Return the lines that run from the line containing "Transcribe the text in this document." through the end of the entries, both ends included. Leave out all pictures.

** START **

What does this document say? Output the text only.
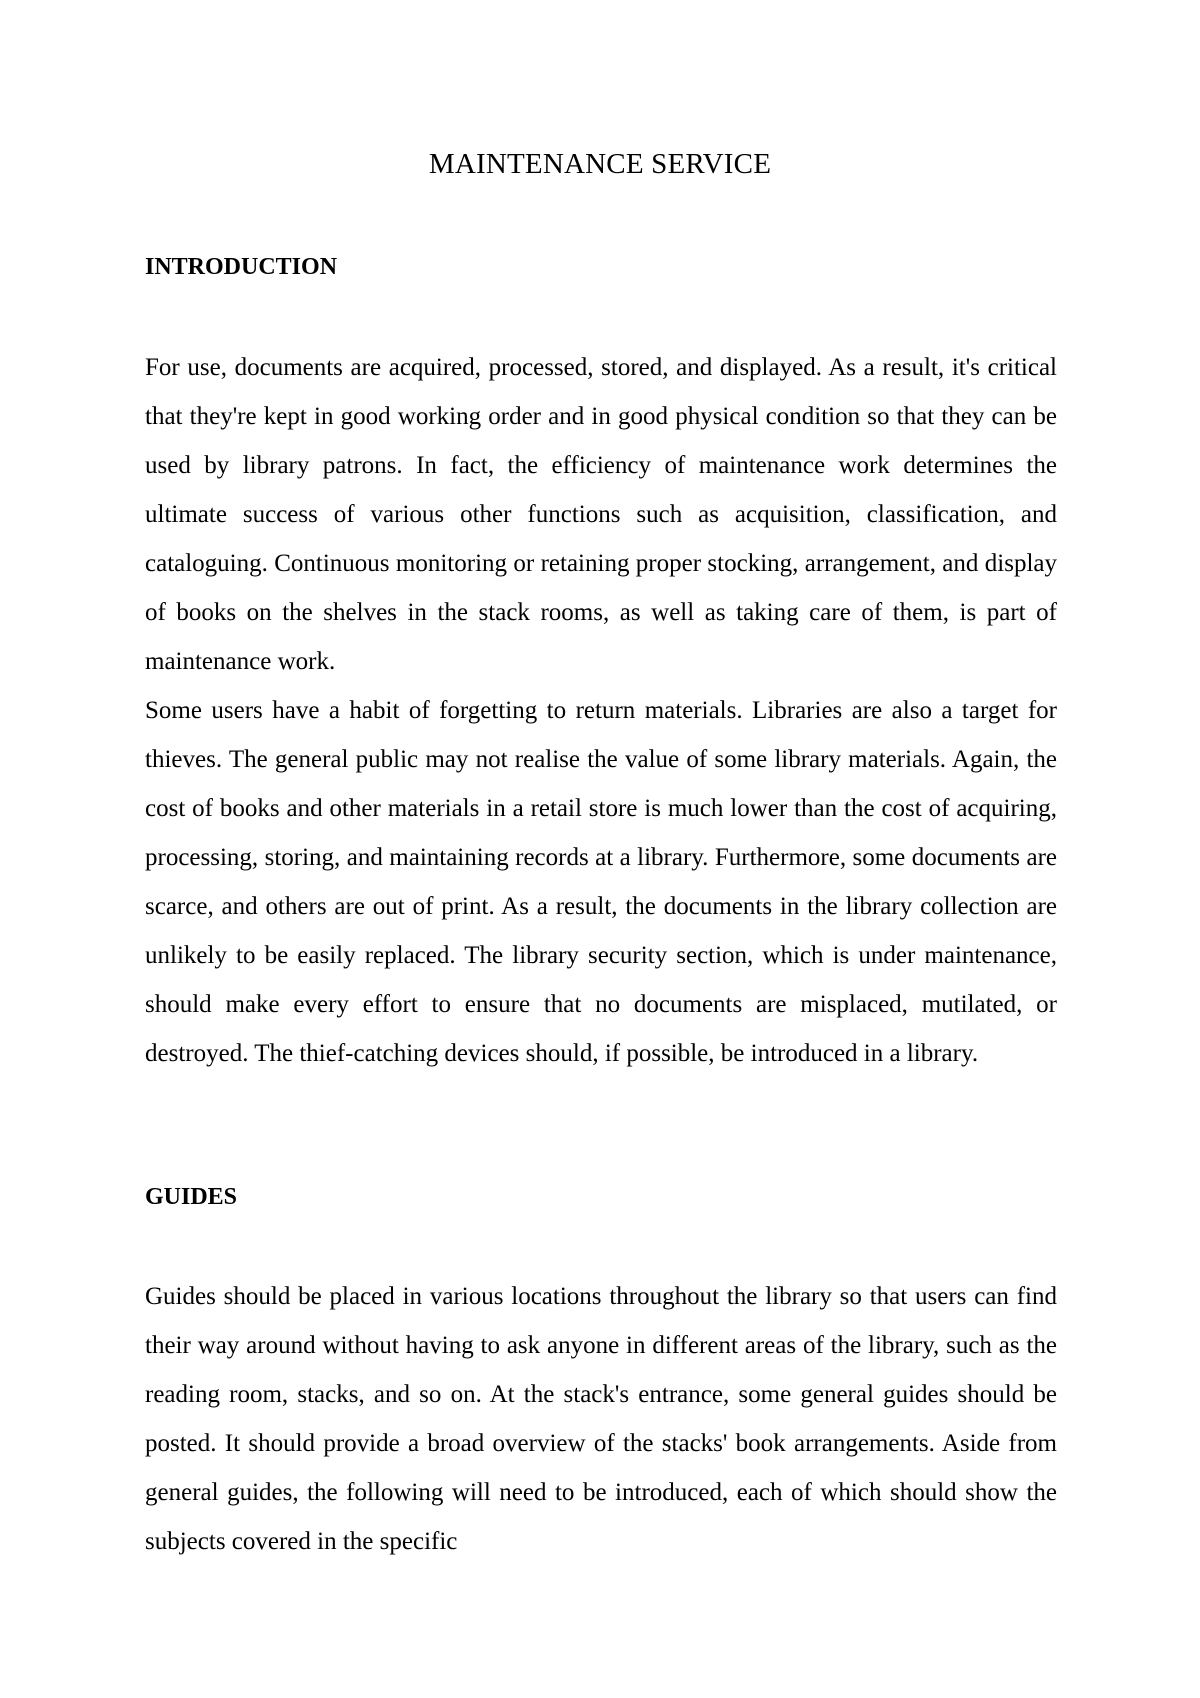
MAINTENANCE SERVICE
INTRODUCTION
For use, documents are acquired, processed, stored, and displayed. As a result, it's critical that they're kept in good working order and in good physical condition so that they can be used by library patrons. In fact, the efficiency of maintenance work determines the ultimate success of various other functions such as acquisition, classification, and cataloguing. Continuous monitoring or retaining proper stocking, arrangement, and display of books on the shelves in the stack rooms, as well as taking care of them, is part of maintenance work.
Some users have a habit of forgetting to return materials. Libraries are also a target for thieves. The general public may not realise the value of some library materials. Again, the cost of books and other materials in a retail store is much lower than the cost of acquiring, processing, storing, and maintaining records at a library. Furthermore, some documents are scarce, and others are out of print. As a result, the documents in the library collection are unlikely to be easily replaced. The library security section, which is under maintenance, should make every effort to ensure that no documents are misplaced, mutilated, or destroyed. The thief-catching devices should, if possible, be introduced in a library.
GUIDES
Guides should be placed in various locations throughout the library so that users can find their way around without having to ask anyone in different areas of the library, such as the reading room, stacks, and so on. At the stack's entrance, some general guides should be posted. It should provide a broad overview of the stacks' book arrangements. Aside from general guides, the following will need to be introduced, each of which should show the subjects covered in the specific
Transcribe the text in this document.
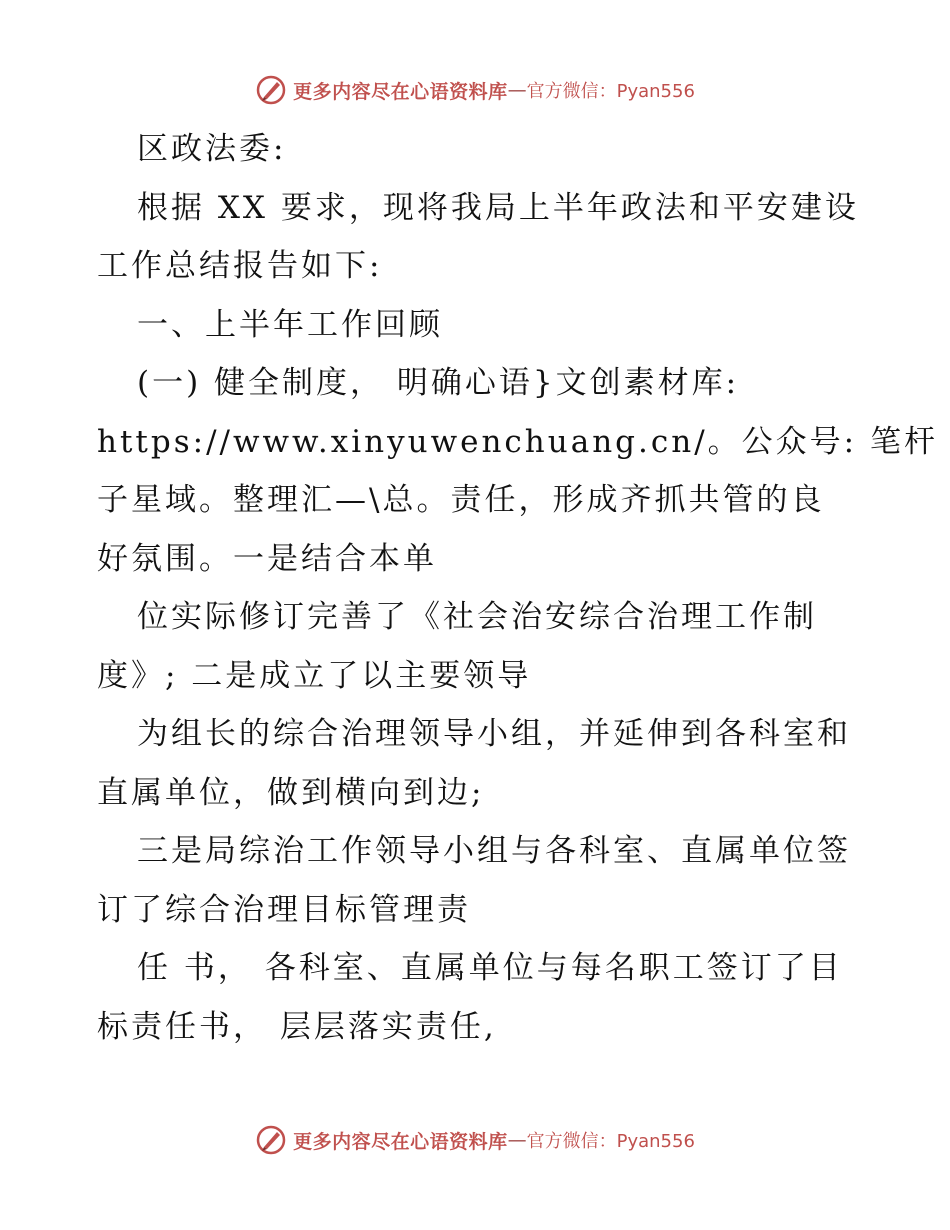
更多内容尽在心语资料库 — 官方微信：Pyan556
区政法委:
根据 XX 要求，现将我局上半年政法和平安建设
工作总结报告如下:
一、上半年工作回顾
(一) 健全制度， 明确心语}文创素材库:
https://www.xinyuwenchuang.cn/。公众号: 笔杆
子星域。整理汇—\总。责任，形成齐抓共管的良
好氛围。一是结合本单
位实际修订完善了《社会治安综合治理工作制
度》; 二是成立了以主要领导
为组长的综合治理领导小组，并延伸到各科室和
直属单位，做到横向到边;
三是局综治工作领导小组与各科室、直属单位签
订了综合治理目标管理责
任 书， 各科室、直属单位与每名职工签订了目
标责任书， 层层落实责任,
更多内容尽在心语资料库 — 官方微信：Pyan556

** END **

* Response to the exercise
Transcribe the text in this document.
更多内容尽在心语资料库 — 官方微信：Pyan556
区政法委:
根据 XX 要求，现将我局上半年政法和平安建设
工作总结报告如下:
一、上半年工作回顾
(一) 健全制度， 明确心语}文创素材库:
https://www.xinyuwenchuang.cn/。公众号: 笔杆
子星域。整理汇—\总。责任，形成齐抓共管的良
好氛围。一是结合本单
位实际修订完善了《社会治安综合治理工作制
度》; 二是成立了以主要领导
为组长的综合治理领导小组，并延伸到各科室和
直属单位，做到横向到边;
三是局综治工作领导小组与各科室、直属单位签
订了综合治理目标管理责
任 书， 各科室、直属单位与每名职工签订了目
标责任书， 层层落实责任,
更多内容尽在心语资料库 — 官方微信：Pyan556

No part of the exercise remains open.